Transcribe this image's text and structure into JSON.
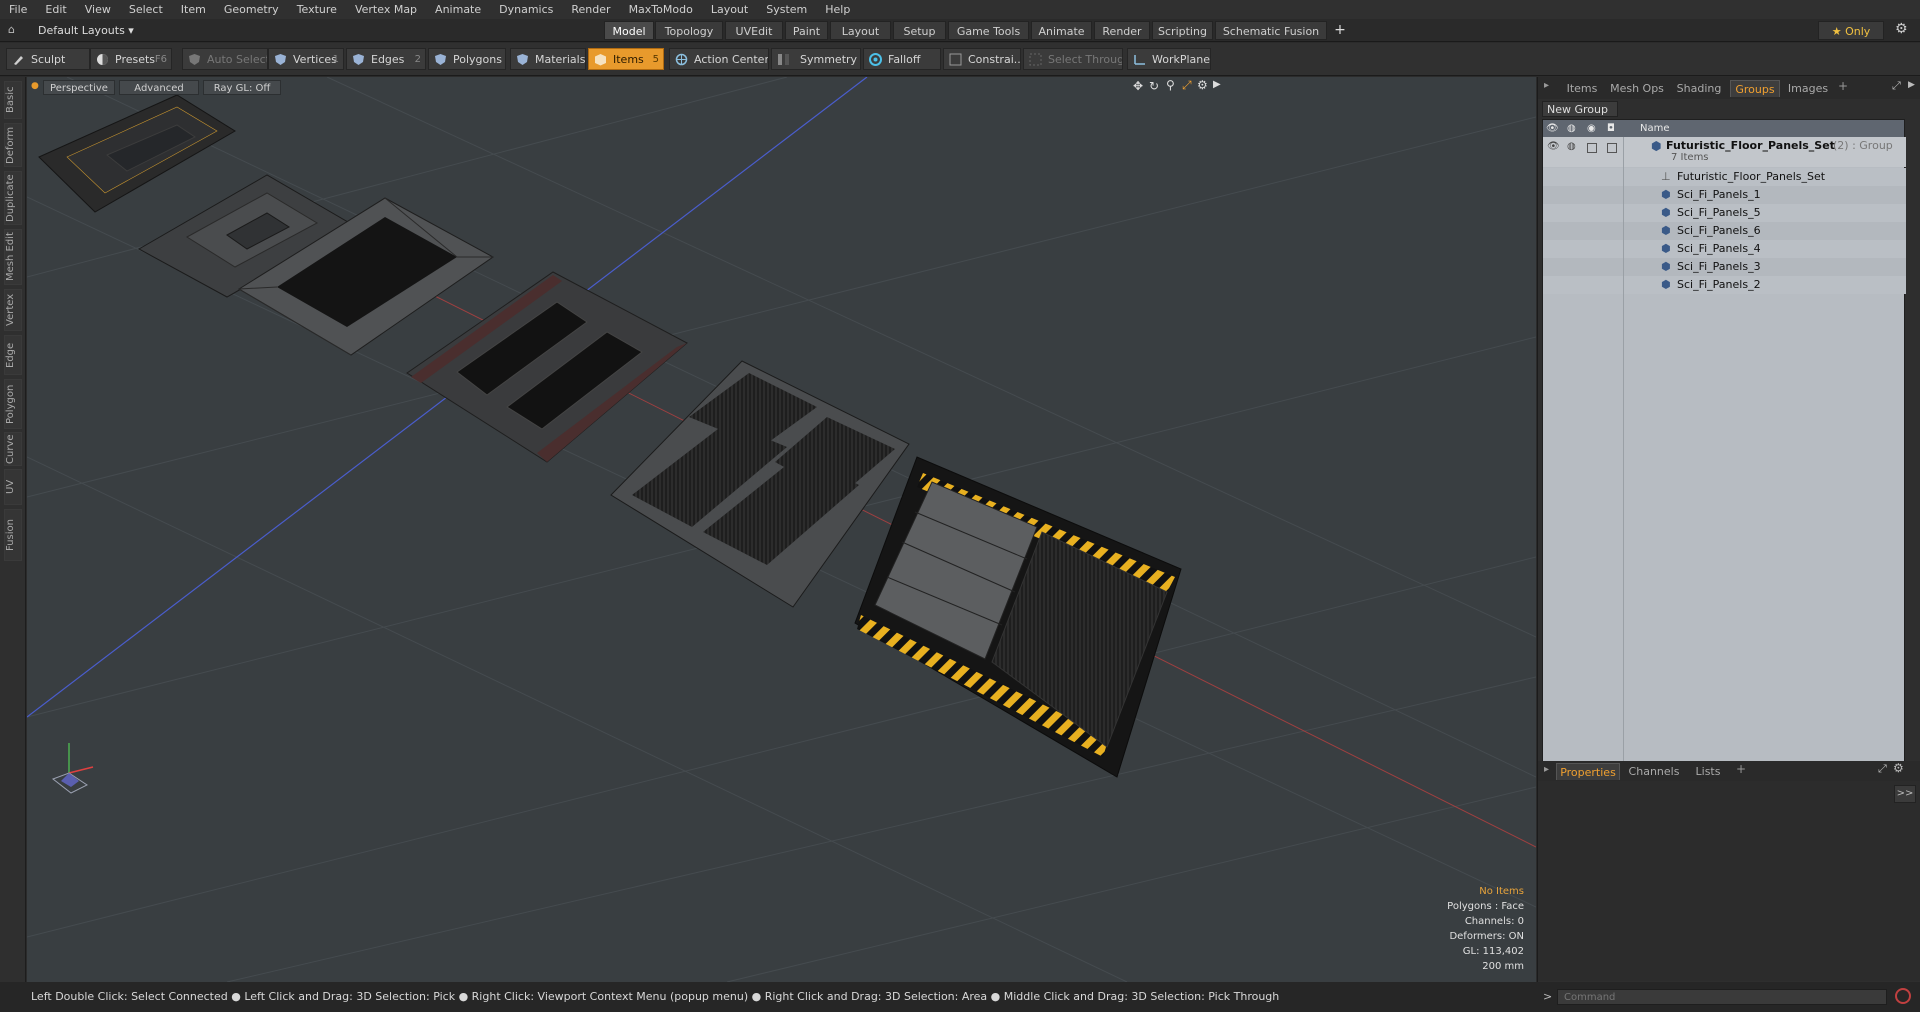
{
  "menu": [
    "File",
    "Edit",
    "View",
    "Select",
    "Item",
    "Geometry",
    "Texture",
    "Vertex Map",
    "Animate",
    "Dynamics",
    "Render",
    "MaxToModo",
    "Layout",
    "System",
    "Help"
  ],
  "layout_selector": "Default Layouts ▾",
  "layout_tabs": [
    "Model",
    "Topology",
    "UVEdit",
    "Paint",
    "Layout",
    "Setup",
    "Game Tools",
    "Animate",
    "Render",
    "Scripting",
    "Schematic Fusion"
  ],
  "layout_active": "Model",
  "only_label": "★ Only",
  "toolbar": {
    "sculpt": "Sculpt",
    "presets": "Presets",
    "presets_key": "F6",
    "auto_select": "Auto Select",
    "vertices": "Vertices",
    "vertices_count": "1",
    "edges": "Edges",
    "edges_count": "2",
    "polygons": "Polygons",
    "materials": "Materials",
    "items": "Items",
    "items_count": "5",
    "action_center": "Action Center",
    "symmetry": "Symmetry",
    "falloff": "Falloff",
    "constrain": "Constrai...",
    "select_through": "Select Through",
    "workplane": "WorkPlane"
  },
  "left_tabs": [
    "Basic",
    "Deform",
    "Duplicate",
    "Mesh Edit",
    "Vertex",
    "Edge",
    "Polygon",
    "Curve",
    "UV",
    "Fusion"
  ],
  "viewport": {
    "perspective": "Perspective",
    "advanced": "Advanced",
    "raygl": "Ray GL: Off",
    "overlay": {
      "no_items": "No Items",
      "polygons": "Polygons : Face",
      "channels": "Channels: 0",
      "deformers": "Deformers: ON",
      "gl": "GL: 113,402",
      "size": "200 mm"
    }
  },
  "right_panel": {
    "tabs": [
      "Items",
      "Mesh Ops",
      "Shading",
      "Groups",
      "Images"
    ],
    "active_tab": "Groups",
    "new_group": "New Group",
    "name_header": "Name",
    "group_name": "Futuristic_Floor_Panels_Set",
    "group_suffix": "(2) : Group",
    "group_count": "7 Items",
    "items": [
      "Futuristic_Floor_Panels_Set",
      "Sci_Fi_Panels_1",
      "Sci_Fi_Panels_5",
      "Sci_Fi_Panels_6",
      "Sci_Fi_Panels_4",
      "Sci_Fi_Panels_3",
      "Sci_Fi_Panels_2"
    ],
    "bottom_tabs": [
      "Properties",
      "Channels",
      "Lists"
    ],
    "bottom_active": "Properties",
    "command_placeholder": "Command"
  },
  "status_bar": "Left Double Click: Select Connected ● Left Click and Drag: 3D Selection: Pick ● Right Click: Viewport Context Menu (popup menu) ● Right Click and Drag: 3D Selection: Area ● Middle Click and Drag: 3D Selection: Pick Through",
  "colors": {
    "accent": "#e89a2c",
    "grid_blue": "#4a5dcc",
    "grid_red": "#b84040",
    "hazard": "#e8b020"
  }
}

:: Work required ::
Pick out every line holding the string "Through" and return it.

:: Answer in full ::
    "select_through": "Select Through",
  "status_bar": "Left Double Click: Select Connected ● Left Click and Drag: 3D Selection: Pick ● Right Click: Viewport Context Menu (popup menu) ● Right Click and Drag: 3D Selection: Area ● Middle Click and Drag: 3D Selection: Pick Through",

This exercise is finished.